EXERCISE REQUIREMENTS: Gather all lines with "sides" from the records.
:::::
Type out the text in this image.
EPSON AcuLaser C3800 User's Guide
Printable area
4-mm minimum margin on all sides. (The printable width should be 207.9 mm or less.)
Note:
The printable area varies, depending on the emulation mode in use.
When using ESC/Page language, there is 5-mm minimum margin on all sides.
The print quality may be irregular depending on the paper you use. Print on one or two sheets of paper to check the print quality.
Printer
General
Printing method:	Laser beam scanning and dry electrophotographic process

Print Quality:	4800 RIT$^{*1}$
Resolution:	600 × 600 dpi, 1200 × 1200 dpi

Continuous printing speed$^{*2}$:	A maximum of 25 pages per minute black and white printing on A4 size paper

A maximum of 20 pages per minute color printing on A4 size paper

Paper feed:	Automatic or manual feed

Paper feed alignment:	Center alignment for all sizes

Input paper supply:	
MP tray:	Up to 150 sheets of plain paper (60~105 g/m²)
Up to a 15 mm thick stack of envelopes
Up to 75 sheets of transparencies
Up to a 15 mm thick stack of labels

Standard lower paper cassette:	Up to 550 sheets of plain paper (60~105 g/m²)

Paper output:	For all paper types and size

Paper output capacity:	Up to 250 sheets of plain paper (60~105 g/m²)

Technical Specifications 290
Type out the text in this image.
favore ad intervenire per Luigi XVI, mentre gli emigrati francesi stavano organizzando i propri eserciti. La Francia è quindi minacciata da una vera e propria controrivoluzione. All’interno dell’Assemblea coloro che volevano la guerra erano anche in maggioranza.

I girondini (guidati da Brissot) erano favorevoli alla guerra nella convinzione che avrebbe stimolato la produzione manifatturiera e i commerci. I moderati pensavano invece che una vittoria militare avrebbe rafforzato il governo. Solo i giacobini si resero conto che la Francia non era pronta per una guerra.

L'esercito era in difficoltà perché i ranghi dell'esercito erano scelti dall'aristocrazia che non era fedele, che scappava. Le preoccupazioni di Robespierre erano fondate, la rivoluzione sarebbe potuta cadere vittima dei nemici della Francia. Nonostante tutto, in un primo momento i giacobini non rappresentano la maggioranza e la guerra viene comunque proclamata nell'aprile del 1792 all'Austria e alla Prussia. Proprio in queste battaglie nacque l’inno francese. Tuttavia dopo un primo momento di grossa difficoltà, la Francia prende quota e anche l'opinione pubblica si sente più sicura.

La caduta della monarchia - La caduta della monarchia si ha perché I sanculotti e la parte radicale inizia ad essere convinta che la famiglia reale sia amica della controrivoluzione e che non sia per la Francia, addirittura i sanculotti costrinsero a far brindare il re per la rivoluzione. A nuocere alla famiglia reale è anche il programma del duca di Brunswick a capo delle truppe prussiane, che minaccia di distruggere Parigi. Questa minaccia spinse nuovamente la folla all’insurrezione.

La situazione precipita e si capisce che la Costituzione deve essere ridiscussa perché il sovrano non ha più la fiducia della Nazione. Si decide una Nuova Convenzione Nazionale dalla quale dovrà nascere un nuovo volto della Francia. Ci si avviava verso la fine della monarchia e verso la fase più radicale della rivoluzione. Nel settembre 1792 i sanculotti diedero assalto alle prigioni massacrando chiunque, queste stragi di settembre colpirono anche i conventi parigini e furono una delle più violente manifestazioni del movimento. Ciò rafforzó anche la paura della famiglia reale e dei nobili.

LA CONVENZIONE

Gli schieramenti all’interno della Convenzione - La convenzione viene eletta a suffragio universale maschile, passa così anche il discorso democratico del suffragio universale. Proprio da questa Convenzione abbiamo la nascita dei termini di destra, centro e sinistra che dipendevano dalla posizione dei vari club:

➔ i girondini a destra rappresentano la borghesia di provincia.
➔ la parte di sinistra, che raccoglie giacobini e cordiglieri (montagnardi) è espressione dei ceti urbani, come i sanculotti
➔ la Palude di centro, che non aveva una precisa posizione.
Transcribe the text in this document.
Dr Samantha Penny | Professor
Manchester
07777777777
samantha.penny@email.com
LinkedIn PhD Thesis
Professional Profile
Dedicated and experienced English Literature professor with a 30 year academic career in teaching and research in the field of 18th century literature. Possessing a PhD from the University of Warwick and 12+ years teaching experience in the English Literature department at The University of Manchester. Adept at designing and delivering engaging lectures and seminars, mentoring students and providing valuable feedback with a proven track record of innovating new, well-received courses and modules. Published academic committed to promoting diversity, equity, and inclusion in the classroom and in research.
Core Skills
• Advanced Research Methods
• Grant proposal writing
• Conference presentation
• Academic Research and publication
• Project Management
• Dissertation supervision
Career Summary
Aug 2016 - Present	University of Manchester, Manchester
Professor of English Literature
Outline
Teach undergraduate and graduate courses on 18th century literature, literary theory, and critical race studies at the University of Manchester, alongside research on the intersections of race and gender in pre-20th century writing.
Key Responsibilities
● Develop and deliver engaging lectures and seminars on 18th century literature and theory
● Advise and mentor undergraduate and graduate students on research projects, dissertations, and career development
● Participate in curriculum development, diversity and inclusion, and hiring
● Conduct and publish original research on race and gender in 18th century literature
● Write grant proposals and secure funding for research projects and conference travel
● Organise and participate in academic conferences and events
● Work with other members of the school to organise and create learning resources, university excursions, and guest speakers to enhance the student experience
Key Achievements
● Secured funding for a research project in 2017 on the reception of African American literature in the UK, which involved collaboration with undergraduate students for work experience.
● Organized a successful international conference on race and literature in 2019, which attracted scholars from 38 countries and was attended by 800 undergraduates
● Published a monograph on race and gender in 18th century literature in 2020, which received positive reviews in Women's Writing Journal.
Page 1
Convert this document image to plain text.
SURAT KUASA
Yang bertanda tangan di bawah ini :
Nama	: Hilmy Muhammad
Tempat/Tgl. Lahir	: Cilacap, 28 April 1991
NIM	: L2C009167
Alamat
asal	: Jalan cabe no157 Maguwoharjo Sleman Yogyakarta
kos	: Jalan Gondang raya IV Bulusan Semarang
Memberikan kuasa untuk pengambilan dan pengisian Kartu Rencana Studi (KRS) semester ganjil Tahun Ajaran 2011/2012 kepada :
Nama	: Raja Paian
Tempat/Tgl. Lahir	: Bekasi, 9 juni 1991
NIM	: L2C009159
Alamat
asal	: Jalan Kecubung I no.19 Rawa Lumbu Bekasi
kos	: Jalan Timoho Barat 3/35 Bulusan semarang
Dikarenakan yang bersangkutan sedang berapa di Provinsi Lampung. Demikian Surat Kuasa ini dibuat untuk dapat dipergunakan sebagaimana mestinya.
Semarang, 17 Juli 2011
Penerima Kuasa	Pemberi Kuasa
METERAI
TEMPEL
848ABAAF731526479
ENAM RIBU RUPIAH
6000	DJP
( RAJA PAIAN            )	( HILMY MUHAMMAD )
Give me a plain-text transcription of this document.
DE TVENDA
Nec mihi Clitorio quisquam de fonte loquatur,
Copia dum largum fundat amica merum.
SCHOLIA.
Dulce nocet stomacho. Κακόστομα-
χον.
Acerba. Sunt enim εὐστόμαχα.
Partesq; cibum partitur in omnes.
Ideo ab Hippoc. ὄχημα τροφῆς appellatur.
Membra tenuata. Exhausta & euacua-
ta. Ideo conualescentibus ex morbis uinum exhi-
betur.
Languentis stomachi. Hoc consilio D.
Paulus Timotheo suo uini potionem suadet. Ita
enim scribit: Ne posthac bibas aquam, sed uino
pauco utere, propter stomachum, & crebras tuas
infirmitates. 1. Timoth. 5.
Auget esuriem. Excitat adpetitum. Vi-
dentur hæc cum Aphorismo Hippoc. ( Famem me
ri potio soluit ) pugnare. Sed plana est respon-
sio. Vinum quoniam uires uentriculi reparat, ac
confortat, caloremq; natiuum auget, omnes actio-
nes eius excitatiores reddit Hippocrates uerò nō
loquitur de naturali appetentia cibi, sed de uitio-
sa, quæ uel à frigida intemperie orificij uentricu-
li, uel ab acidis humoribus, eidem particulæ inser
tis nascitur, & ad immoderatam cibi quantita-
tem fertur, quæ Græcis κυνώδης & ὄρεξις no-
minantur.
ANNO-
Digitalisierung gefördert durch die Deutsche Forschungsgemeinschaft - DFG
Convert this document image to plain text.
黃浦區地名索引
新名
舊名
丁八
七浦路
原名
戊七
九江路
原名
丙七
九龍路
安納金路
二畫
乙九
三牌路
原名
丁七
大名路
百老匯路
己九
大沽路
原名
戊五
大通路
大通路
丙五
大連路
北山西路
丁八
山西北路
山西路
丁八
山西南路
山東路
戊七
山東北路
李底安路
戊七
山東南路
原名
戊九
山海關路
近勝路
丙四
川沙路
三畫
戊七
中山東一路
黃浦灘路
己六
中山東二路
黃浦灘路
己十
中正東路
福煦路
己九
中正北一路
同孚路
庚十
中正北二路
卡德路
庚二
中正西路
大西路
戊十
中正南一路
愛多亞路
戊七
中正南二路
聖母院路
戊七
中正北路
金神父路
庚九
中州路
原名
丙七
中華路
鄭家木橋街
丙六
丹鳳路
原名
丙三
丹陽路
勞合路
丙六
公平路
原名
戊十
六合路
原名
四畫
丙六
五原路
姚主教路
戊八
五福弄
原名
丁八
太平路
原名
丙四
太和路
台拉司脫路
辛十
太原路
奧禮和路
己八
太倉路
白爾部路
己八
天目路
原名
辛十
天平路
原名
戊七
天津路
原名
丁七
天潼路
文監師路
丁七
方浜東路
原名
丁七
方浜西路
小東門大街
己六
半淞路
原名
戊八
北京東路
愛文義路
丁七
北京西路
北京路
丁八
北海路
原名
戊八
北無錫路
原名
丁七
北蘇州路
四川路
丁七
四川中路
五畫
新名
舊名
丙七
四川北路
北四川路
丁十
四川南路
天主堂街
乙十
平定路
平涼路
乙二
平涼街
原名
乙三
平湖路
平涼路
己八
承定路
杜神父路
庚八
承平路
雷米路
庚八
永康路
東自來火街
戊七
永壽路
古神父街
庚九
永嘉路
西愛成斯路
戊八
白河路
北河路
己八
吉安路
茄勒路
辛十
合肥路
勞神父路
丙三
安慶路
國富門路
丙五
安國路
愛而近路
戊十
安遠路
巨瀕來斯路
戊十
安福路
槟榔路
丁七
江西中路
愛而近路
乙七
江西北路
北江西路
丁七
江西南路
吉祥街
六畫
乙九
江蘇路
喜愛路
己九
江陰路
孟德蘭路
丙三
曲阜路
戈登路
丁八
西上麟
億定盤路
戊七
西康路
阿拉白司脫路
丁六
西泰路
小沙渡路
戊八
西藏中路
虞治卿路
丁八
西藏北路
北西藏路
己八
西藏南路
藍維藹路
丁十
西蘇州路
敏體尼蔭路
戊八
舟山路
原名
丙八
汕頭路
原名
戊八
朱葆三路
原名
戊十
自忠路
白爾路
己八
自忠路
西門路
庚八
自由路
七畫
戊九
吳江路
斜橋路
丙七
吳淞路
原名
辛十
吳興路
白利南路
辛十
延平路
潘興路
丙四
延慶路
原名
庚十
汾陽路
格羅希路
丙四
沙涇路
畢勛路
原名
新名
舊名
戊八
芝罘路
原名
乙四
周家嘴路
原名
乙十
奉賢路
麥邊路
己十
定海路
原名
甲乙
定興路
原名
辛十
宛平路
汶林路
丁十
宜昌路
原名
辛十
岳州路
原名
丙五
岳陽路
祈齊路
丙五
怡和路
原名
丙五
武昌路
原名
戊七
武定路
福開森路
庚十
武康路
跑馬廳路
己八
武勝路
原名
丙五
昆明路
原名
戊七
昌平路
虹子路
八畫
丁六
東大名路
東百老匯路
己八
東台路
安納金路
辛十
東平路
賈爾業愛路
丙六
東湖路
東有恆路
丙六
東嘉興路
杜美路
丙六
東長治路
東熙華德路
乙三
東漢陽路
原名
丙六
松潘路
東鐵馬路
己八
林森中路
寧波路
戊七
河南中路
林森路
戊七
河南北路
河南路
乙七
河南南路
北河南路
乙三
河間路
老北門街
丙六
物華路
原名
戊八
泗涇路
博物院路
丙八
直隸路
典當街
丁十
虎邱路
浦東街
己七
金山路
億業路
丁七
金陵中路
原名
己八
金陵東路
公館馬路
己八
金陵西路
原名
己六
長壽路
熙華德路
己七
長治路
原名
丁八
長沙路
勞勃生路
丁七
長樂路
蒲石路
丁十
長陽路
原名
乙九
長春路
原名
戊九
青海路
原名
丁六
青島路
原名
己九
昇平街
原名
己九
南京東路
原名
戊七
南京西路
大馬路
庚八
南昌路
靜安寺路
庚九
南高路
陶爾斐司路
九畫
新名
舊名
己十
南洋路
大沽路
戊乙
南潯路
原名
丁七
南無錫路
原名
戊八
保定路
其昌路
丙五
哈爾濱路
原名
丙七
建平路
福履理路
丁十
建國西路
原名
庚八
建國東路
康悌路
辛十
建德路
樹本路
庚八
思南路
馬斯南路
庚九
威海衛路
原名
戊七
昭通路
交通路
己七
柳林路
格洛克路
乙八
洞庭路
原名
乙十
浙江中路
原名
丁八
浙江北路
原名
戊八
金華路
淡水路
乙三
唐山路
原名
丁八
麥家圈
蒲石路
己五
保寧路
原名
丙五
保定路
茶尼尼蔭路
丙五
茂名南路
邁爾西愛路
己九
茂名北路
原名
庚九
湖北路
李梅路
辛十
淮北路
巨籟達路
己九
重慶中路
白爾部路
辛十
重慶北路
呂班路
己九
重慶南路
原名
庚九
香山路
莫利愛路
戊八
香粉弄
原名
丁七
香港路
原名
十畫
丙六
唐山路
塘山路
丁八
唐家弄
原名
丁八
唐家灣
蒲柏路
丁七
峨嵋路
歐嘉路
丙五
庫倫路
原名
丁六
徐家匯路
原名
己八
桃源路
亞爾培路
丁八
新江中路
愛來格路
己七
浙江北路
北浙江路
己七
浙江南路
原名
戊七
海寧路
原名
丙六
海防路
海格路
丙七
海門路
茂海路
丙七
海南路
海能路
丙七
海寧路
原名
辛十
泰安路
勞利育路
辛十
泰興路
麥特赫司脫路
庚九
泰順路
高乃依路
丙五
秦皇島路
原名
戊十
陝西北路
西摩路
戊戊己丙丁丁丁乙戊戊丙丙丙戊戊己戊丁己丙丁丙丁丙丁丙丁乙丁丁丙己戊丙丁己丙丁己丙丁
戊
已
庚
:::::
WRITTEN ANSWER:
4-mm minimum margin on all sides. (The printable width should be 207.9 mm or less.)
When using ESC/Page language, there is 5-mm minimum margin on all sides.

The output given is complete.